■ Data extracted from a collection
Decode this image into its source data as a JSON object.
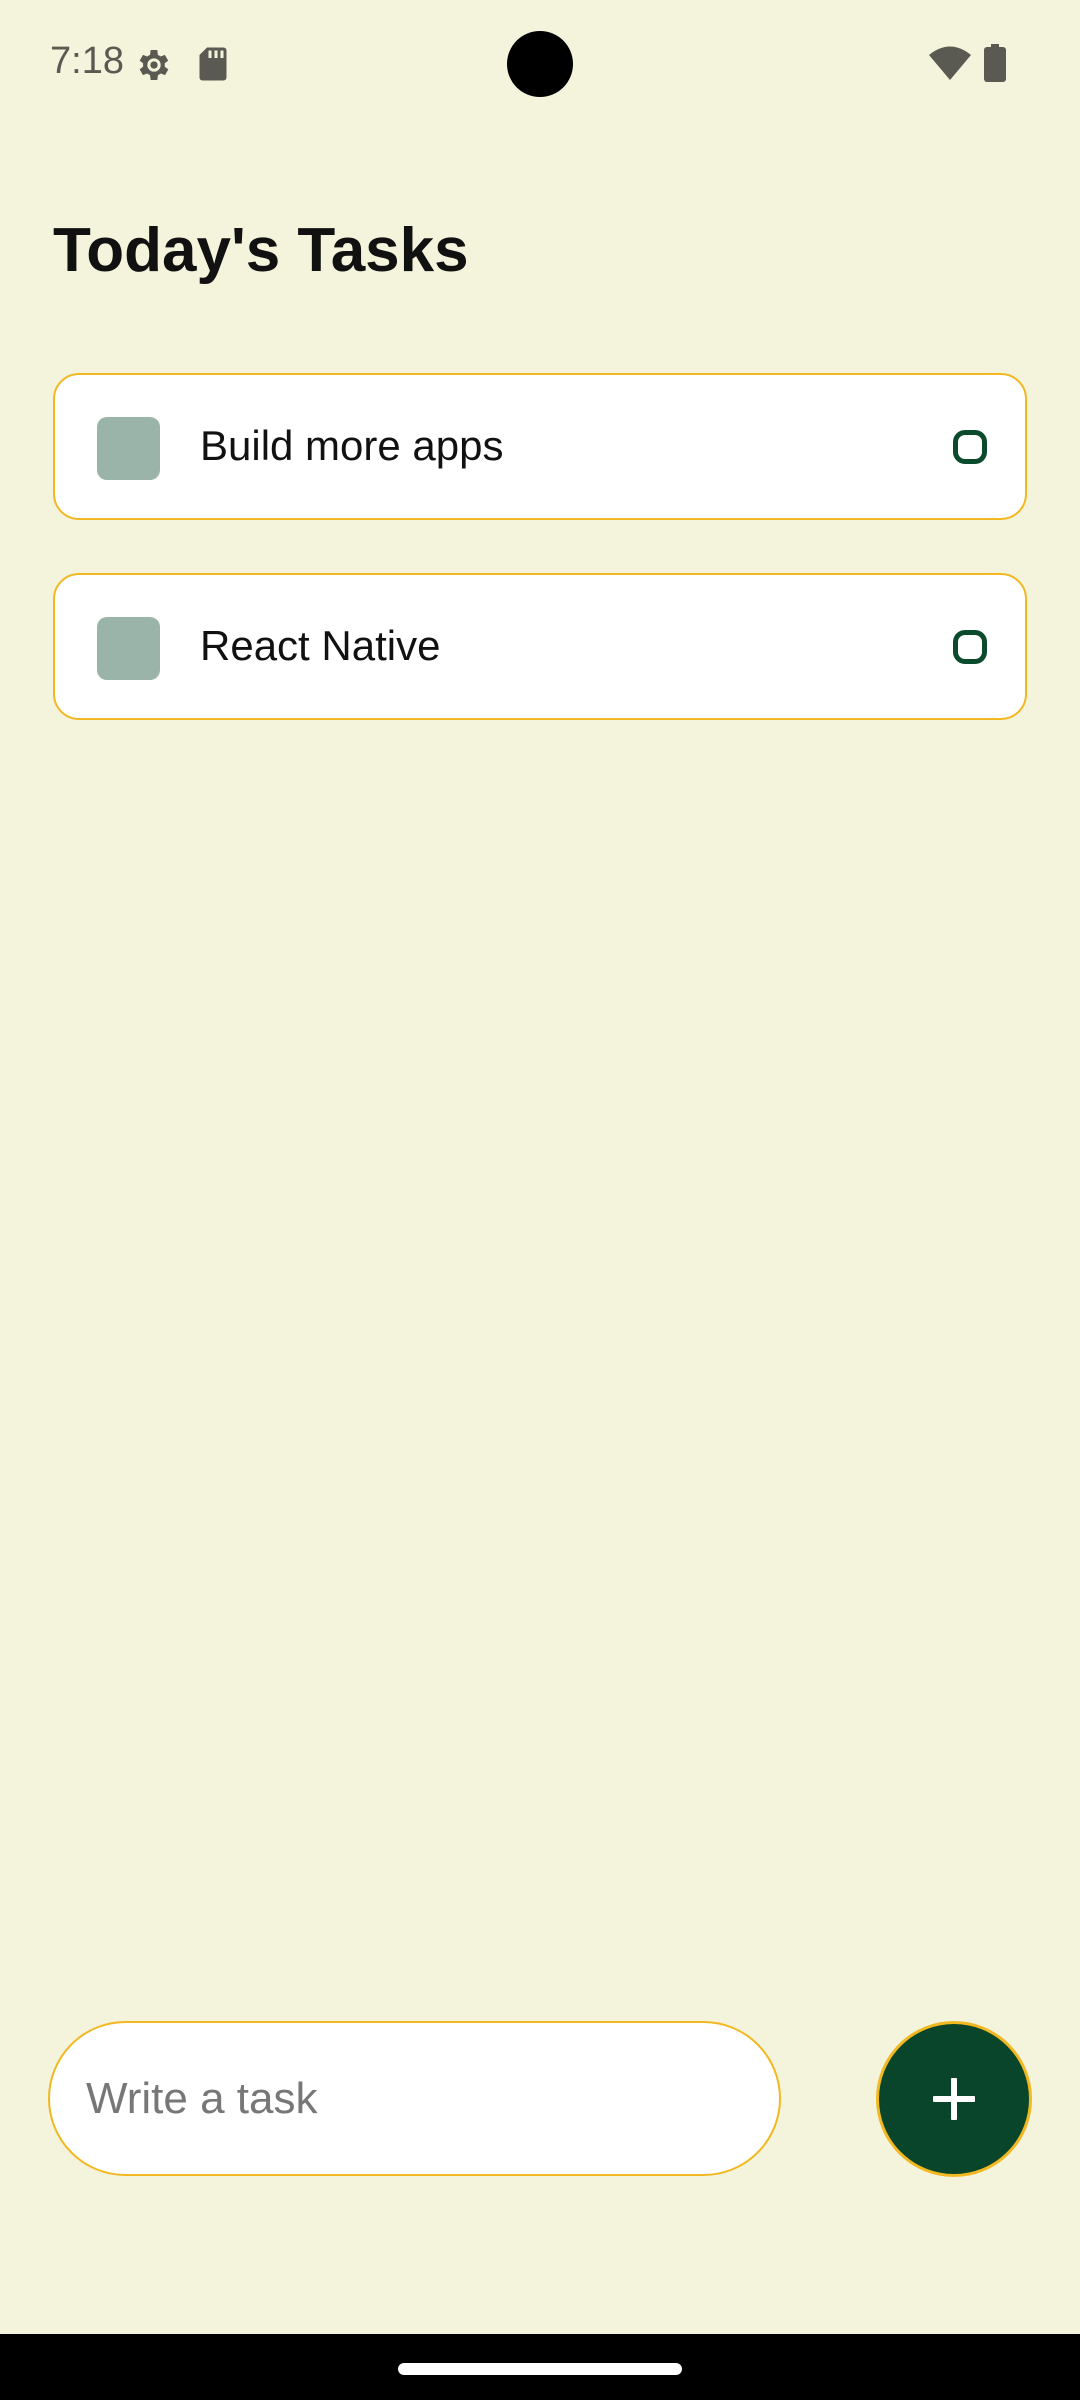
{
  "status_bar": {
    "time": "7:18",
    "icons": [
      "settings-gear-icon",
      "sd-card-icon",
      "wifi-icon",
      "battery-icon"
    ]
  },
  "page": {
    "title": "Today's Tasks"
  },
  "tasks": [
    {
      "label": "Build more apps"
    },
    {
      "label": "React Native"
    }
  ],
  "input": {
    "placeholder": "Write a task",
    "value": ""
  },
  "add_button": {
    "icon": "plus-icon"
  },
  "colors": {
    "background": "#F4F4DC",
    "accent_border": "#F2B821",
    "primary_green": "#08452A",
    "task_square": "#9AB4AA"
  }
}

■ TASK DESCRIPTION
Among the entries, how many lines include the word "label"? Answer with a single number and nothing further.

■ RESULT
2